Extract each line of the records below that contains the word "name".

[Records from a data source]
......

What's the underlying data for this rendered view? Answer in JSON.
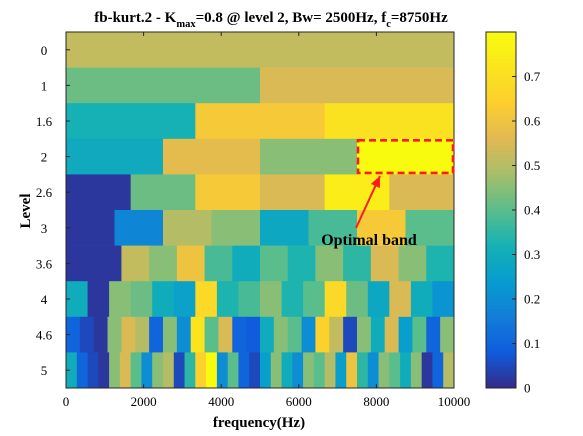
{
  "chart_data": {
    "type": "heatmap",
    "title": {
      "prefix": "fb-kurt.2 - K",
      "kmax_sub": "max",
      "middle": "=0.8 @ level 2, Bw= 2500Hz, f",
      "fc_sub": "c",
      "suffix": "=8750Hz"
    },
    "xlabel": "frequency(Hz)",
    "ylabel": "Level",
    "xlim": [
      0,
      10000
    ],
    "x_ticks": [
      0,
      2000,
      4000,
      6000,
      8000,
      10000
    ],
    "levels": [
      "0",
      "1",
      "1.6",
      "2",
      "2.6",
      "3",
      "3.6",
      "4",
      "4.6",
      "5"
    ],
    "colorbar": {
      "min": 0,
      "max": 0.8,
      "ticks": [
        0,
        0.1,
        0.2,
        0.3,
        0.4,
        0.5,
        0.6,
        0.7
      ],
      "colormap": "parula"
    },
    "rows": [
      {
        "level": "0",
        "values": [
          0.52
        ]
      },
      {
        "level": "1",
        "values": [
          0.42,
          0.55
        ]
      },
      {
        "level": "1.6",
        "values": [
          0.32,
          0.62,
          0.71
        ]
      },
      {
        "level": "2",
        "values": [
          0.29,
          0.57,
          0.45,
          0.8
        ]
      },
      {
        "level": "2.6",
        "values": [
          0.02,
          0.42,
          0.62,
          0.55,
          0.75,
          0.55
        ]
      },
      {
        "level": "3",
        "values": [
          0.02,
          0.18,
          0.5,
          0.45,
          0.28,
          0.38,
          0.62,
          0.4
        ]
      },
      {
        "level": "3.6",
        "values": [
          0.02,
          0.02,
          0.52,
          0.45,
          0.6,
          0.38,
          0.3,
          0.4,
          0.33,
          0.45,
          0.35,
          0.55,
          0.45,
          0.33
        ]
      },
      {
        "level": "4",
        "values": [
          0.3,
          0.02,
          0.45,
          0.42,
          0.3,
          0.26,
          0.68,
          0.33,
          0.38,
          0.45,
          0.33,
          0.4,
          0.68,
          0.42,
          0.28,
          0.55,
          0.3,
          0.22
        ]
      },
      {
        "level": "4.6",
        "values": [
          0.1,
          0.05,
          0.02,
          0.45,
          0.55,
          0.5,
          0.1,
          0.45,
          0.2,
          0.72,
          0.4,
          0.55,
          0.1,
          0.08,
          0.3,
          0.45,
          0.4,
          0.2,
          0.65,
          0.52,
          0.05,
          0.45,
          0.3,
          0.55,
          0.25,
          0.4,
          0.1,
          0.45
        ]
      },
      {
        "level": "5",
        "values": [
          0.3,
          0.1,
          0.05,
          0.02,
          0.45,
          0.55,
          0.4,
          0.2,
          0.45,
          0.5,
          0.05,
          0.35,
          0.65,
          0.8,
          0.2,
          0.4,
          0.1,
          0.05,
          0.25,
          0.45,
          0.3,
          0.2,
          0.45,
          0.4,
          0.5,
          0.25,
          0.6,
          0.35,
          0.2,
          0.45,
          0.4,
          0.3,
          0.45,
          0.02,
          0.1,
          0.5
        ]
      }
    ],
    "highlight": {
      "level": "2",
      "x_start": 7500,
      "x_end": 10000,
      "color": "#ff1a1a"
    },
    "annotation": {
      "text": "Optimal band",
      "color": "#ff1a1a"
    }
  }
}
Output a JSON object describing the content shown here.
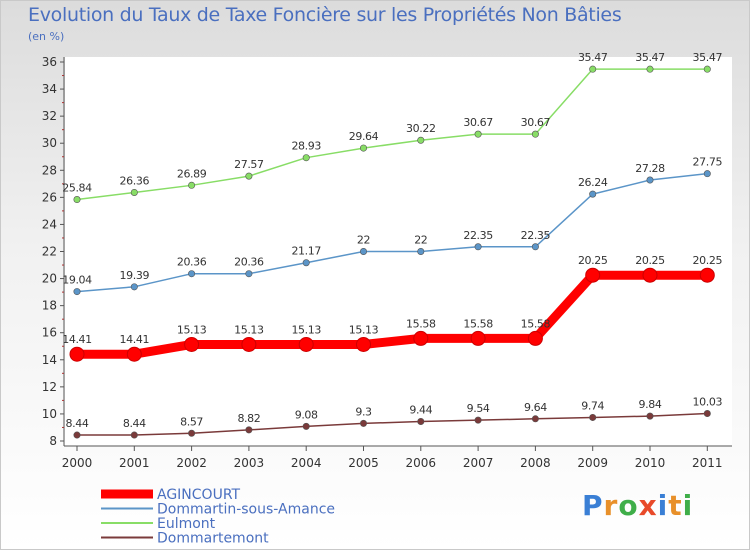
{
  "title": "Evolution du Taux de Taxe Foncière sur les Propriétés Non Bâties",
  "unit_label": "(en %)",
  "logo": {
    "letters": [
      "P",
      "r",
      "o",
      "x",
      "i",
      "t",
      "i"
    ],
    "colors": [
      "#3a7fd5",
      "#e8902a",
      "#3fae49",
      "#e84a2a",
      "#3a7fd5",
      "#e8902a",
      "#3fae49"
    ]
  },
  "chart_data": {
    "type": "line",
    "x": [
      "2000",
      "2001",
      "2002",
      "2003",
      "2004",
      "2005",
      "2006",
      "2007",
      "2008",
      "2009",
      "2010",
      "2011"
    ],
    "ylim": [
      8,
      36
    ],
    "yticks": [
      8,
      10,
      12,
      14,
      16,
      18,
      20,
      22,
      24,
      26,
      28,
      30,
      32,
      34,
      36
    ],
    "grid": false,
    "legend_position": "bottom-left",
    "series": [
      {
        "name": "AGINCOURT",
        "color": "#ff0000",
        "emphasis": true,
        "values": [
          14.41,
          14.41,
          15.13,
          15.13,
          15.13,
          15.13,
          15.58,
          15.58,
          15.58,
          20.25,
          20.25,
          20.25
        ],
        "labels": [
          "14.41",
          "14.41",
          "15.13",
          "15.13",
          "15.13",
          "15.13",
          "15.58",
          "15.58",
          "15.58",
          "20.25",
          "20.25",
          "20.25"
        ]
      },
      {
        "name": "Dommartin-sous-Amance",
        "color": "#5b95c8",
        "emphasis": false,
        "values": [
          19.04,
          19.39,
          20.36,
          20.36,
          21.17,
          22,
          22,
          22.35,
          22.35,
          26.24,
          27.28,
          27.75
        ],
        "labels": [
          "19.04",
          "19.39",
          "20.36",
          "20.36",
          "21.17",
          "22",
          "22",
          "22.35",
          "22.35",
          "26.24",
          "27.28",
          "27.75"
        ]
      },
      {
        "name": "Eulmont",
        "color": "#88dd66",
        "emphasis": false,
        "values": [
          25.84,
          26.36,
          26.89,
          27.57,
          28.93,
          29.64,
          30.22,
          30.67,
          30.67,
          35.47,
          35.47,
          35.47
        ],
        "labels": [
          "25.84",
          "26.36",
          "26.89",
          "27.57",
          "28.93",
          "29.64",
          "30.22",
          "30.67",
          "30.67",
          "35.47",
          "35.47",
          "35.47"
        ]
      },
      {
        "name": "Dommartemont",
        "color": "#7a3a3a",
        "emphasis": false,
        "values": [
          8.44,
          8.44,
          8.57,
          8.82,
          9.08,
          9.3,
          9.44,
          9.54,
          9.64,
          9.74,
          9.84,
          10.03
        ],
        "labels": [
          "8.44",
          "8.44",
          "8.57",
          "8.82",
          "9.08",
          "9.3",
          "9.44",
          "9.54",
          "9.64",
          "9.74",
          "9.84",
          "10.03"
        ]
      }
    ]
  }
}
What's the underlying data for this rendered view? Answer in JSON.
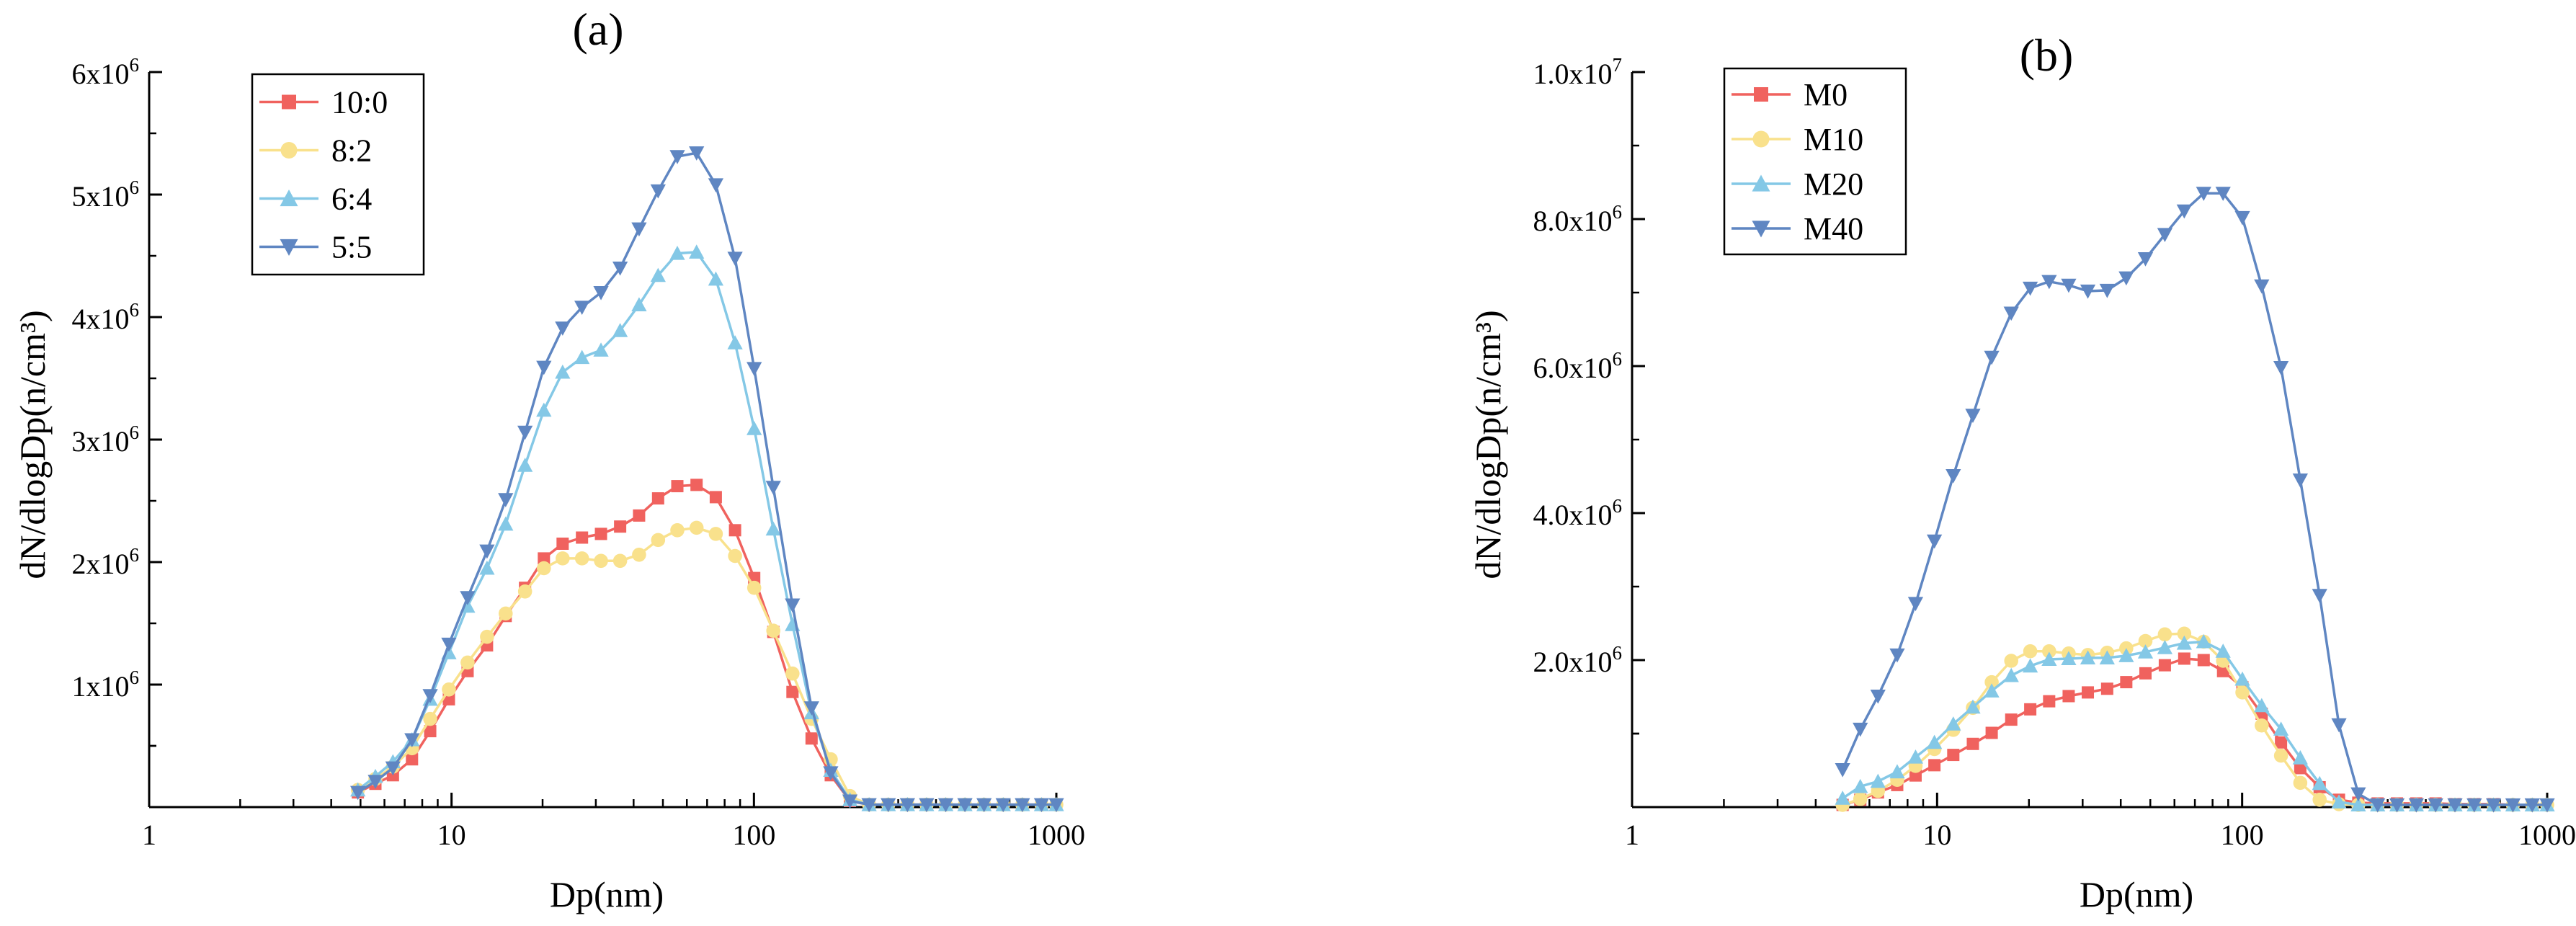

......

Result:
        "name": "AGINCOURT",
        "name": "Dommartin-sous-Amance",
        "name": "Eulmont",
        "name": "Dommartemont",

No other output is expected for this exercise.